When you copy the records that follow, please keep every word exactly as it is and leave out the pictures.

RECORD EXTRACTS:
<<<<

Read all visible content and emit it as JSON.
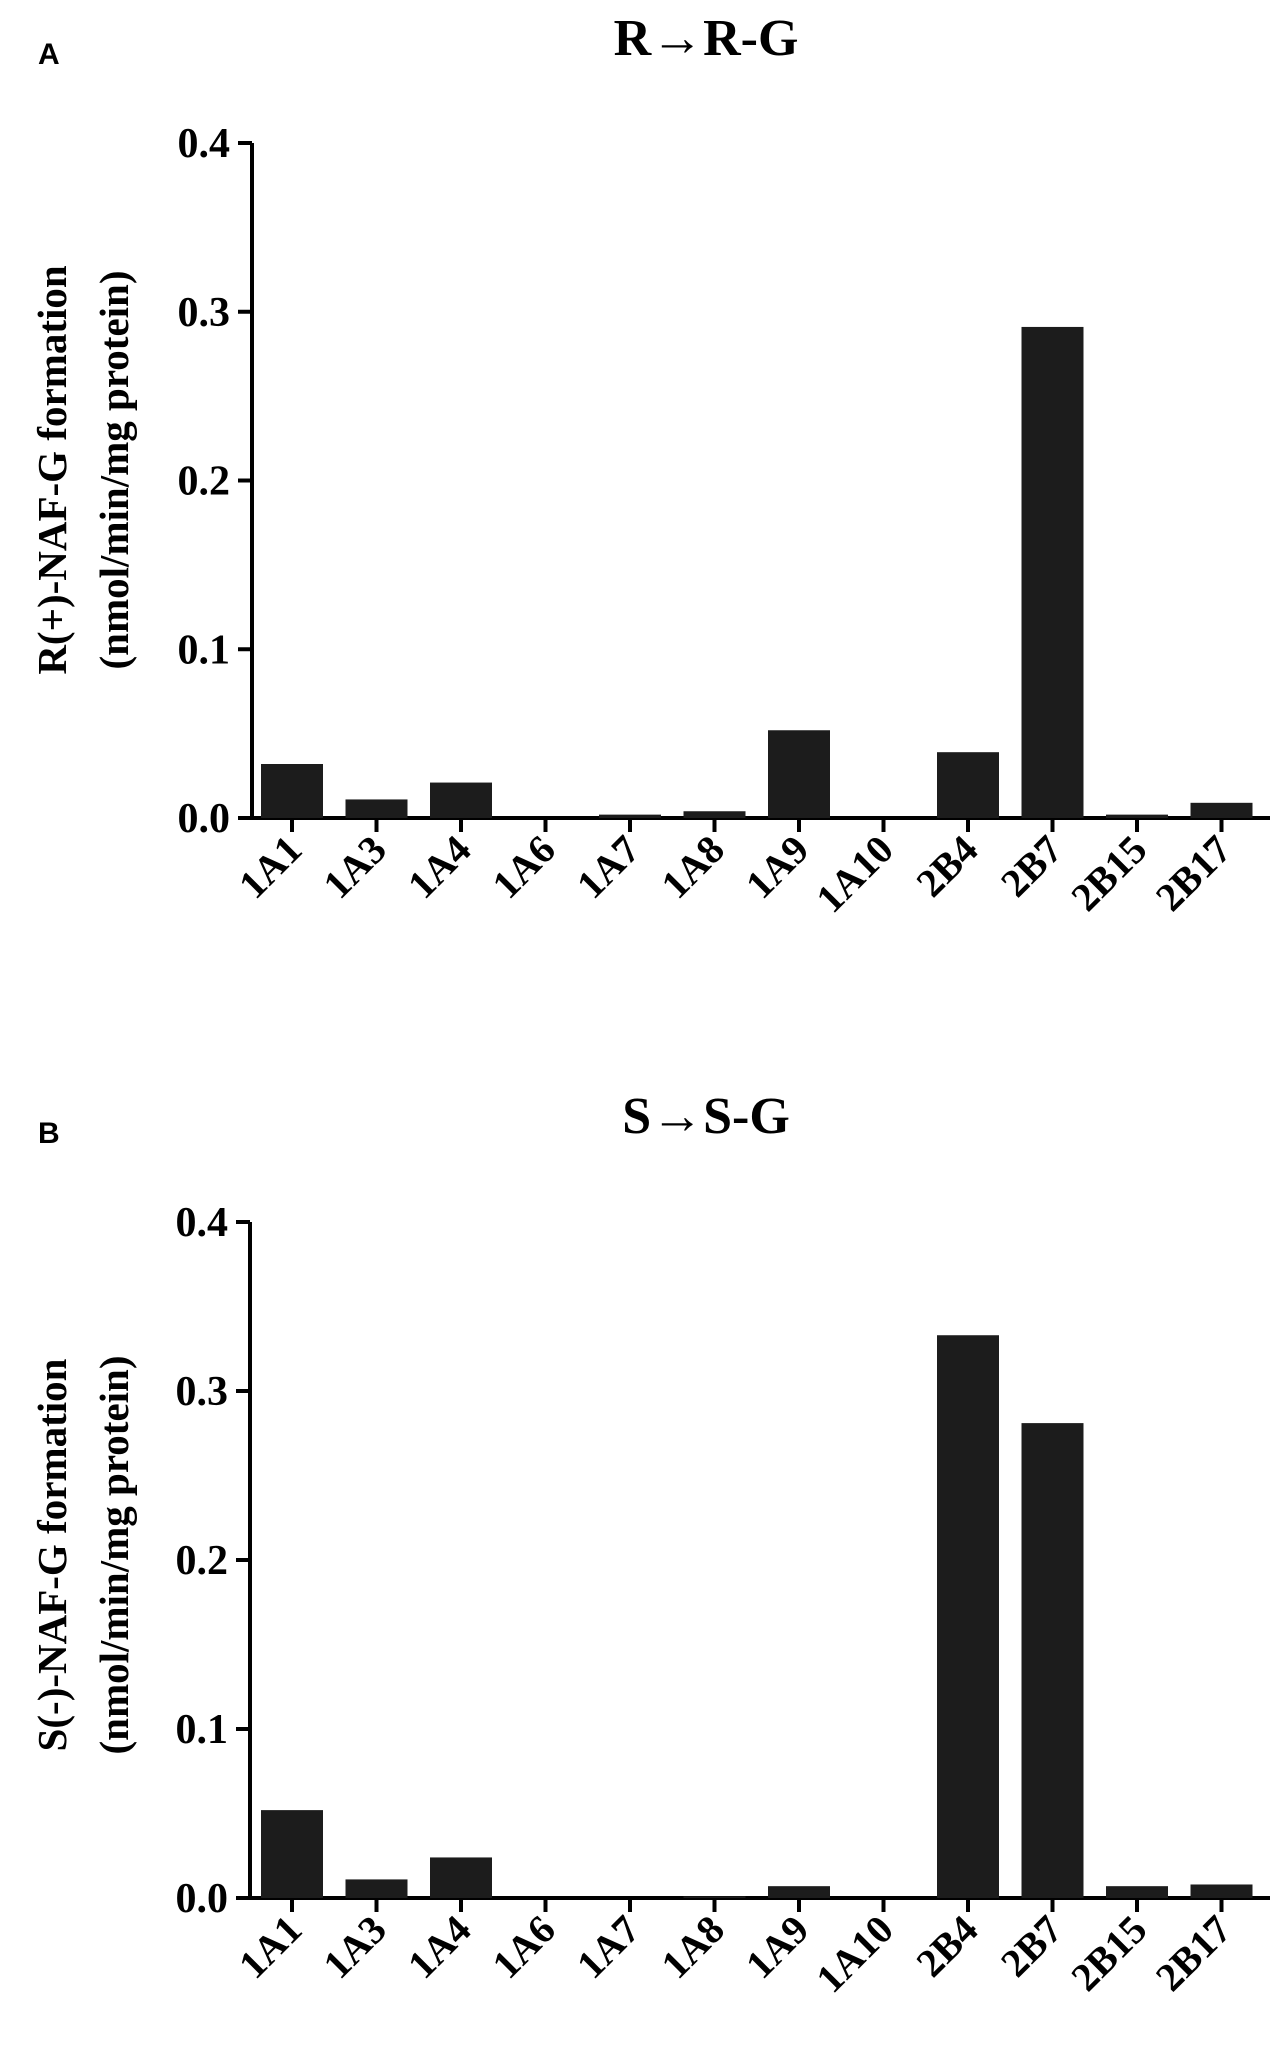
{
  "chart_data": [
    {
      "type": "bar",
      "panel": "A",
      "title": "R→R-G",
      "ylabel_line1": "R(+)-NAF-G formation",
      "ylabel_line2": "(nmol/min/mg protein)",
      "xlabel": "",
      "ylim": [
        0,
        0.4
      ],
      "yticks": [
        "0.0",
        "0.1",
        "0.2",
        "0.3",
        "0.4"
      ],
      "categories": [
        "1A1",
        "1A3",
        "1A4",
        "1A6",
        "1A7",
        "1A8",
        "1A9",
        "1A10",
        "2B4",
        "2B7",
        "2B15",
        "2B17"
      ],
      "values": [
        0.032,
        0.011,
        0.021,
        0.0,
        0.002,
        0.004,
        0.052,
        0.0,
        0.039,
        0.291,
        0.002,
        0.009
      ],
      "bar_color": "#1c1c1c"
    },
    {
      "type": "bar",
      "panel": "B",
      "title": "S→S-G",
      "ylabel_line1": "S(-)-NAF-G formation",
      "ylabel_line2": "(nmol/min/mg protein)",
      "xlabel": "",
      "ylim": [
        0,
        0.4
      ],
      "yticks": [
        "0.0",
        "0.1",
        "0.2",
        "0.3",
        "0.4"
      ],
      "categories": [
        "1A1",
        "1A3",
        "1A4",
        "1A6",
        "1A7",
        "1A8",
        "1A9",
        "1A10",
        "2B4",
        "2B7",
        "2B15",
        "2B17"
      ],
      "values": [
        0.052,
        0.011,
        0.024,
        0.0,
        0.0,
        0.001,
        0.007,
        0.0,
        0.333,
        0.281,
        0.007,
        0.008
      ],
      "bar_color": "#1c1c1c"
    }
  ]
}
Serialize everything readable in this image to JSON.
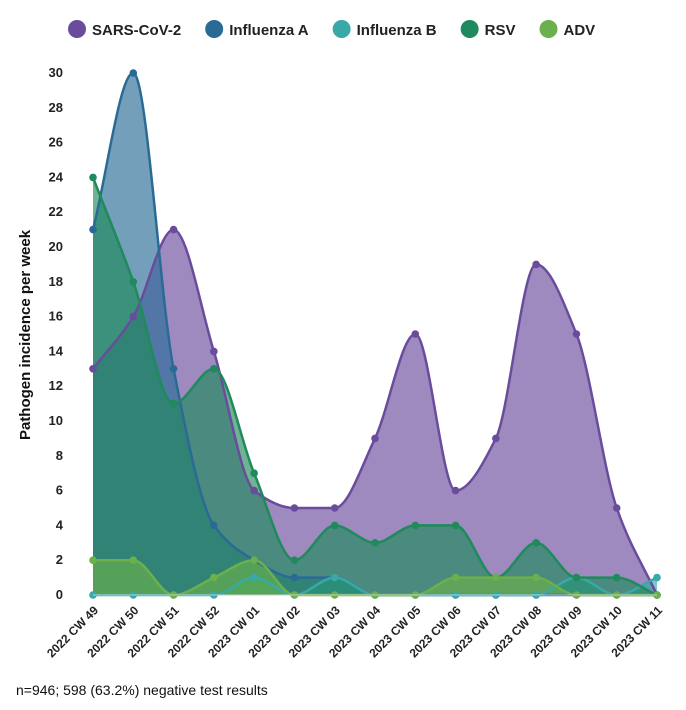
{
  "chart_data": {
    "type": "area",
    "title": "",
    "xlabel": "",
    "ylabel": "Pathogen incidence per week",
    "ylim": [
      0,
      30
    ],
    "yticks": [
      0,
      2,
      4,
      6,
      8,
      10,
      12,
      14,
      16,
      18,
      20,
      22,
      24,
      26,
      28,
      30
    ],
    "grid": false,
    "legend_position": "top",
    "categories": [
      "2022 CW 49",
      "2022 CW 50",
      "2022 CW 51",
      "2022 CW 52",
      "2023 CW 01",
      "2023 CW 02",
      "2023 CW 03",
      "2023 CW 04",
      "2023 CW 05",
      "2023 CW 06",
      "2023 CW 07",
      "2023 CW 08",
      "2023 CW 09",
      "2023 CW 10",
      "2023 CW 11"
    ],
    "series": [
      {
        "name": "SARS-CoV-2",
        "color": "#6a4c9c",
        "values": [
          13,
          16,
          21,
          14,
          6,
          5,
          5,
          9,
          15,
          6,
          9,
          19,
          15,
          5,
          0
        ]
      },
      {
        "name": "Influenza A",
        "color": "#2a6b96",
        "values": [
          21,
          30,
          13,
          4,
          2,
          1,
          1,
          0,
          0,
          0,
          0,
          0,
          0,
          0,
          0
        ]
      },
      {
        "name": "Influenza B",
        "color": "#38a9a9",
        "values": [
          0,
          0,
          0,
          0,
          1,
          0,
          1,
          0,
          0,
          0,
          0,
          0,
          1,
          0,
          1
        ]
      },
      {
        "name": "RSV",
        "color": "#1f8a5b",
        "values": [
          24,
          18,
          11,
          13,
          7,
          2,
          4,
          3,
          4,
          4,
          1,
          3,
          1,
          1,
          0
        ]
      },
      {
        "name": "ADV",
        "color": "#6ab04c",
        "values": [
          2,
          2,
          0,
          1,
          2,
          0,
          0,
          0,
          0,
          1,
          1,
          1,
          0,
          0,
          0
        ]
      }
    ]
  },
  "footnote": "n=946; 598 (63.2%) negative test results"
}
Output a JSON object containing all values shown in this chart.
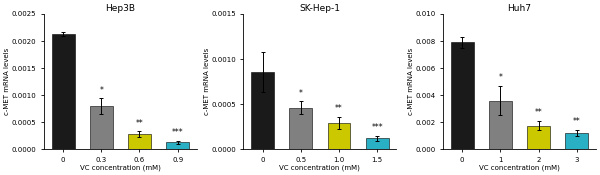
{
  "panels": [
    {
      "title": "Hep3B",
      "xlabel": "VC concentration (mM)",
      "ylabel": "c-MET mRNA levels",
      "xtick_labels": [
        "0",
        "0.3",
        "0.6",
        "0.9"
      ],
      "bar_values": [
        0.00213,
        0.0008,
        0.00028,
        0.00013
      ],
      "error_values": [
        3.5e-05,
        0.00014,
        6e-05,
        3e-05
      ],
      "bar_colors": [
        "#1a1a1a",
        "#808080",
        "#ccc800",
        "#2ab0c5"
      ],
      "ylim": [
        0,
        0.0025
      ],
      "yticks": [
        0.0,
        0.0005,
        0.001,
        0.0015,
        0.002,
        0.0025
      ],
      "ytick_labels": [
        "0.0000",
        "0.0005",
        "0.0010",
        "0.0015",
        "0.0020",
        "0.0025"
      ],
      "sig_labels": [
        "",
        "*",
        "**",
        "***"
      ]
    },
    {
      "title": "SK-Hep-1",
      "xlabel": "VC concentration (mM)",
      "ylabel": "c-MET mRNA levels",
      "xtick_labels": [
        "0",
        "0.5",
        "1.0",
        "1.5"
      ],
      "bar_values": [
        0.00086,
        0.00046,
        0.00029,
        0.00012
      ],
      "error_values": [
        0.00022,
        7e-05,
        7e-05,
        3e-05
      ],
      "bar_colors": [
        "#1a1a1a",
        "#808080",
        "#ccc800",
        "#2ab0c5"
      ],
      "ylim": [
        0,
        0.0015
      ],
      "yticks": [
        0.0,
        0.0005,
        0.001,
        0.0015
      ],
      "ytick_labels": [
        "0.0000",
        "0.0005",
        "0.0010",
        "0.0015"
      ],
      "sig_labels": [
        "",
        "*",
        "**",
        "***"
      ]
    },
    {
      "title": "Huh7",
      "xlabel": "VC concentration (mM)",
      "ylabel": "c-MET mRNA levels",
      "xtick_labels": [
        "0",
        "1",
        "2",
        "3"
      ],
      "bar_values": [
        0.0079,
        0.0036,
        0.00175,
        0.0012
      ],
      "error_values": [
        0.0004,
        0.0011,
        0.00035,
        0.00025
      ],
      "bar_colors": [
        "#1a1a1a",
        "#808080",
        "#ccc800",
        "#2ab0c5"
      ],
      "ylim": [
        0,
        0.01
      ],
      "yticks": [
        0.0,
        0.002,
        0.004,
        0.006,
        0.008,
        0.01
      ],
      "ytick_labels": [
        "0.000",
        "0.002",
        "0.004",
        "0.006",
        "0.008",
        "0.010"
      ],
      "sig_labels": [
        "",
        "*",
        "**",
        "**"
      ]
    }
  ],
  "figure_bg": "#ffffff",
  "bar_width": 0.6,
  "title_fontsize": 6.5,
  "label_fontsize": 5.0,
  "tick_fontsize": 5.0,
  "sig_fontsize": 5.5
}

>>>>

EXERCISE RESULT:
Read all visible content and emit it as JSON.
{
  "chart_data": [
    {
      "type": "bar",
      "panel": "A",
      "title": "R→R-G",
      "ylabel_line1": "R(+)-NAF-G formation",
      "ylabel_line2": "(nmol/min/mg protein)",
      "xlabel": "",
      "ylim": [
        0,
        0.4
      ],
      "yticks": [
        "0.0",
        "0.1",
        "0.2",
        "0.3",
        "0.4"
      ],
      "categories": [
        "1A1",
        "1A3",
        "1A4",
        "1A6",
        "1A7",
        "1A8",
        "1A9",
        "1A10",
        "2B4",
        "2B7",
        "2B15",
        "2B17"
      ],
      "values": [
        0.032,
        0.011,
        0.021,
        0.0,
        0.002,
        0.004,
        0.052,
        0.0,
        0.039,
        0.291,
        0.002,
        0.009
      ],
      "bar_color": "#1c1c1c"
    },
    {
      "type": "bar",
      "panel": "B",
      "title": "S→S-G",
      "ylabel_line1": "S(-)-NAF-G formation",
      "ylabel_line2": "(nmol/min/mg protein)",
      "xlabel": "",
      "ylim": [
        0,
        0.4
      ],
      "yticks": [
        "0.0",
        "0.1",
        "0.2",
        "0.3",
        "0.4"
      ],
      "categories": [
        "1A1",
        "1A3",
        "1A4",
        "1A6",
        "1A7",
        "1A8",
        "1A9",
        "1A10",
        "2B4",
        "2B7",
        "2B15",
        "2B17"
      ],
      "values": [
        0.052,
        0.011,
        0.024,
        0.0,
        0.0,
        0.001,
        0.007,
        0.0,
        0.333,
        0.281,
        0.007,
        0.008
      ],
      "bar_color": "#1c1c1c"
    }
  ]
}
Serialize everything readable in this image to JSON.
{
  "chart_data": {
    "type": "area",
    "title": "",
    "xlabel": "",
    "ylabel": "Pathogen incidence per week",
    "ylim": [
      0,
      30
    ],
    "yticks": [
      0,
      2,
      4,
      6,
      8,
      10,
      12,
      14,
      16,
      18,
      20,
      22,
      24,
      26,
      28,
      30
    ],
    "grid": false,
    "legend_position": "top",
    "categories": [
      "2022 CW 49",
      "2022 CW 50",
      "2022 CW 51",
      "2022 CW 52",
      "2023 CW 01",
      "2023 CW 02",
      "2023 CW 03",
      "2023 CW 04",
      "2023 CW 05",
      "2023 CW 06",
      "2023 CW 07",
      "2023 CW 08",
      "2023 CW 09",
      "2023 CW 10",
      "2023 CW 11"
    ],
    "series": [
      {
        "name": "SARS-CoV-2",
        "color": "#6a4c9c",
        "values": [
          13,
          16,
          21,
          14,
          6,
          5,
          5,
          9,
          15,
          6,
          9,
          19,
          15,
          5,
          0
        ]
      },
      {
        "name": "Influenza A",
        "color": "#2a6b96",
        "values": [
          21,
          30,
          13,
          4,
          2,
          1,
          1,
          0,
          0,
          0,
          0,
          0,
          0,
          0,
          0
        ]
      },
      {
        "name": "Influenza B",
        "color": "#38a9a9",
        "values": [
          0,
          0,
          0,
          0,
          1,
          0,
          1,
          0,
          0,
          0,
          0,
          0,
          1,
          0,
          1
        ]
      },
      {
        "name": "RSV",
        "color": "#1f8a5b",
        "values": [
          24,
          18,
          11,
          13,
          7,
          2,
          4,
          3,
          4,
          4,
          1,
          3,
          1,
          1,
          0
        ]
      },
      {
        "name": "ADV",
        "color": "#6ab04c",
        "values": [
          2,
          2,
          0,
          1,
          2,
          0,
          0,
          0,
          0,
          1,
          1,
          1,
          0,
          0,
          0
        ]
      }
    ]
  },
  "footnote": "n=946; 598 (63.2%) negative test results"
}
Output a JSON object containing all values shown in this chart.
{
  "panels": [
    {
      "title": "Hep3B",
      "xlabel": "VC concentration (mM)",
      "ylabel": "c-MET mRNA levels",
      "xtick_labels": [
        "0",
        "0.3",
        "0.6",
        "0.9"
      ],
      "bar_values": [
        0.00213,
        0.0008,
        0.00028,
        0.00013
      ],
      "error_values": [
        3.5e-05,
        0.00014,
        6e-05,
        3e-05
      ],
      "bar_colors": [
        "#1a1a1a",
        "#808080",
        "#ccc800",
        "#2ab0c5"
      ],
      "ylim": [
        0,
        0.0025
      ],
      "yticks": [
        0.0,
        0.0005,
        0.001,
        0.0015,
        0.002,
        0.0025
      ],
      "ytick_labels": [
        "0.0000",
        "0.0005",
        "0.0010",
        "0.0015",
        "0.0020",
        "0.0025"
      ],
      "sig_labels": [
        "",
        "*",
        "**",
        "***"
      ]
    },
    {
      "title": "SK-Hep-1",
      "xlabel": "VC concentration (mM)",
      "ylabel": "c-MET mRNA levels",
      "xtick_labels": [
        "0",
        "0.5",
        "1.0",
        "1.5"
      ],
      "bar_values": [
        0.00086,
        0.00046,
        0.00029,
        0.00012
      ],
      "error_values": [
        0.00022,
        7e-05,
        7e-05,
        3e-05
      ],
      "bar_colors": [
        "#1a1a1a",
        "#808080",
        "#ccc800",
        "#2ab0c5"
      ],
      "ylim": [
        0,
        0.0015
      ],
      "yticks": [
        0.0,
        0.0005,
        0.001,
        0.0015
      ],
      "ytick_labels": [
        "0.0000",
        "0.0005",
        "0.0010",
        "0.0015"
      ],
      "sig_labels": [
        "",
        "*",
        "**",
        "***"
      ]
    },
    {
      "title": "Huh7",
      "xlabel": "VC concentration (mM)",
      "ylabel": "c-MET mRNA levels",
      "xtick_labels": [
        "0",
        "1",
        "2",
        "3"
      ],
      "bar_values": [
        0.0079,
        0.0036,
        0.00175,
        0.0012
      ],
      "error_values": [
        0.0004,
        0.0011,
        0.00035,
        0.00025
      ],
      "bar_colors": [
        "#1a1a1a",
        "#808080",
        "#ccc800",
        "#2ab0c5"
      ],
      "ylim": [
        0,
        0.01
      ],
      "yticks": [
        0.0,
        0.002,
        0.004,
        0.006,
        0.008,
        0.01
      ],
      "ytick_labels": [
        "0.000",
        "0.002",
        "0.004",
        "0.006",
        "0.008",
        "0.010"
      ],
      "sig_labels": [
        "",
        "*",
        "**",
        "**"
      ]
    }
  ],
  "figure_bg": "#ffffff",
  "bar_width": 0.6,
  "title_fontsize": 6.5,
  "label_fontsize": 5.0,
  "tick_fontsize": 5.0,
  "sig_fontsize": 5.5
}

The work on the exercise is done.